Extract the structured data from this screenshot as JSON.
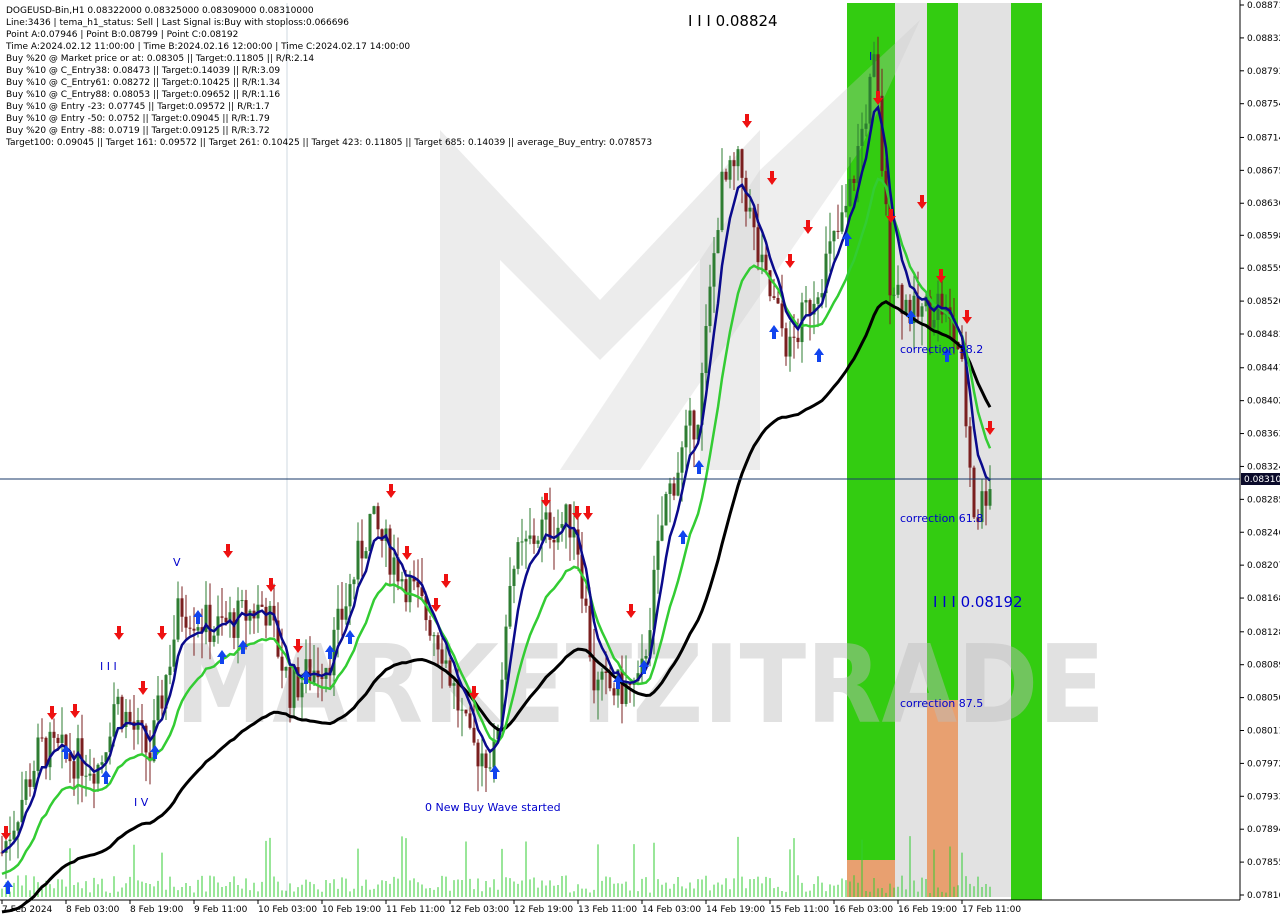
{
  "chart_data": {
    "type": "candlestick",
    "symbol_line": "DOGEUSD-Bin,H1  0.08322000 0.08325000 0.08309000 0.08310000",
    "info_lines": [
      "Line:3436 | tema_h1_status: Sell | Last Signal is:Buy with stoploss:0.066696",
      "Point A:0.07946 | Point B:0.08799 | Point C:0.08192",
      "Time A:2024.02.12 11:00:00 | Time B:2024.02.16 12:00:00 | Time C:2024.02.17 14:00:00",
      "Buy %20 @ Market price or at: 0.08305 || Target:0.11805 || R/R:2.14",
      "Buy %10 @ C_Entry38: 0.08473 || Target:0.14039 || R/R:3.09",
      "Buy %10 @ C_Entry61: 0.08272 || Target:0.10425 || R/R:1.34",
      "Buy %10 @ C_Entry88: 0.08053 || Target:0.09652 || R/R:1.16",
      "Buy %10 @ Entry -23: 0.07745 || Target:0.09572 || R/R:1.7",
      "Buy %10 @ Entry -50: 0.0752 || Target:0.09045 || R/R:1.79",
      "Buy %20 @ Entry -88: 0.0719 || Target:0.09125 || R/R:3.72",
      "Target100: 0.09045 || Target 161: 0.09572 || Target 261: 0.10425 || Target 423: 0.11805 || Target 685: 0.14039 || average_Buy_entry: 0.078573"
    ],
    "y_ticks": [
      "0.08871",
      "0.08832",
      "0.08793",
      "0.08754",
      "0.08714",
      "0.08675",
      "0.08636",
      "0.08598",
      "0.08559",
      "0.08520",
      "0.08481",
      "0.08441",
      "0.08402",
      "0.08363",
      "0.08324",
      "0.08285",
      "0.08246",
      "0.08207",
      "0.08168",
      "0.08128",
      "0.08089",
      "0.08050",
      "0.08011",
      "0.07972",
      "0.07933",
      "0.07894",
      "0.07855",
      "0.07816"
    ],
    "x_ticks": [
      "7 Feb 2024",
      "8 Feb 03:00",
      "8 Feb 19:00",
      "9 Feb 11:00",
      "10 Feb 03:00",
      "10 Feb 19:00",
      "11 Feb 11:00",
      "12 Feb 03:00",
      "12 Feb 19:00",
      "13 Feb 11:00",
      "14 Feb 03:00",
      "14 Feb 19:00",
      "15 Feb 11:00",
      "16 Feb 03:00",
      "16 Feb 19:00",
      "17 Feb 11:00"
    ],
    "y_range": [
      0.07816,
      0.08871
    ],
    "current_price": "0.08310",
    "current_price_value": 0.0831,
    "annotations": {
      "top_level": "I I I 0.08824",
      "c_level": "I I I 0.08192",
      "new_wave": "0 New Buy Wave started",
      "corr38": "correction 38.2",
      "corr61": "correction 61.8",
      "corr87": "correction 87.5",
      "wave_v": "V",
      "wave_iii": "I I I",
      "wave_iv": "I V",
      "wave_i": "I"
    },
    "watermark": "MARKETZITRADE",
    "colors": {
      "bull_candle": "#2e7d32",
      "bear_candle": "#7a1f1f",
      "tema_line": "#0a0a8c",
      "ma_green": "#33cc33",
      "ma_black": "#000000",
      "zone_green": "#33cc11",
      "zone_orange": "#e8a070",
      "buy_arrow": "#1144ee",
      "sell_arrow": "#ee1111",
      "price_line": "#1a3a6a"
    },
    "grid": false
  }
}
+ + + + + + +
§ The task: Ignore the images and quote every line of the listing exactly.

§ Problem solution:
Extract the structured data from this screenshot as JSON.
{
  "chart_data": {
    "type": "candlestick",
    "symbol_line": "DOGEUSD-Bin,H1  0.08322000 0.08325000 0.08309000 0.08310000",
    "info_lines": [
      "Line:3436 | tema_h1_status: Sell | Last Signal is:Buy with stoploss:0.066696",
      "Point A:0.07946 | Point B:0.08799 | Point C:0.08192",
      "Time A:2024.02.12 11:00:00 | Time B:2024.02.16 12:00:00 | Time C:2024.02.17 14:00:00",
      "Buy %20 @ Market price or at: 0.08305 || Target:0.11805 || R/R:2.14",
      "Buy %10 @ C_Entry38: 0.08473 || Target:0.14039 || R/R:3.09",
      "Buy %10 @ C_Entry61: 0.08272 || Target:0.10425 || R/R:1.34",
      "Buy %10 @ C_Entry88: 0.08053 || Target:0.09652 || R/R:1.16",
      "Buy %10 @ Entry -23: 0.07745 || Target:0.09572 || R/R:1.7",
      "Buy %10 @ Entry -50: 0.0752 || Target:0.09045 || R/R:1.79",
      "Buy %20 @ Entry -88: 0.0719 || Target:0.09125 || R/R:3.72",
      "Target100: 0.09045 || Target 161: 0.09572 || Target 261: 0.10425 || Target 423: 0.11805 || Target 685: 0.14039 || average_Buy_entry: 0.078573"
    ],
    "y_ticks": [
      "0.08871",
      "0.08832",
      "0.08793",
      "0.08754",
      "0.08714",
      "0.08675",
      "0.08636",
      "0.08598",
      "0.08559",
      "0.08520",
      "0.08481",
      "0.08441",
      "0.08402",
      "0.08363",
      "0.08324",
      "0.08285",
      "0.08246",
      "0.08207",
      "0.08168",
      "0.08128",
      "0.08089",
      "0.08050",
      "0.08011",
      "0.07972",
      "0.07933",
      "0.07894",
      "0.07855",
      "0.07816"
    ],
    "x_ticks": [
      "7 Feb 2024",
      "8 Feb 03:00",
      "8 Feb 19:00",
      "9 Feb 11:00",
      "10 Feb 03:00",
      "10 Feb 19:00",
      "11 Feb 11:00",
      "12 Feb 03:00",
      "12 Feb 19:00",
      "13 Feb 11:00",
      "14 Feb 03:00",
      "14 Feb 19:00",
      "15 Feb 11:00",
      "16 Feb 03:00",
      "16 Feb 19:00",
      "17 Feb 11:00"
    ],
    "y_range": [
      0.07816,
      0.08871
    ],
    "current_price": "0.08310",
    "current_price_value": 0.0831,
    "annotations": {
      "top_level": "I I I 0.08824",
      "c_level": "I I I 0.08192",
      "new_wave": "0 New Buy Wave started",
      "corr38": "correction 38.2",
      "corr61": "correction 61.8",
      "corr87": "correction 87.5",
      "wave_v": "V",
      "wave_iii": "I I I",
      "wave_iv": "I V",
      "wave_i": "I"
    },
    "watermark": "MARKETZITRADE",
    "colors": {
      "bull_candle": "#2e7d32",
      "bear_candle": "#7a1f1f",
      "tema_line": "#0a0a8c",
      "ma_green": "#33cc33",
      "ma_black": "#000000",
      "zone_green": "#33cc11",
      "zone_orange": "#e8a070",
      "buy_arrow": "#1144ee",
      "sell_arrow": "#ee1111",
      "price_line": "#1a3a6a"
    },
    "grid": false
  }
}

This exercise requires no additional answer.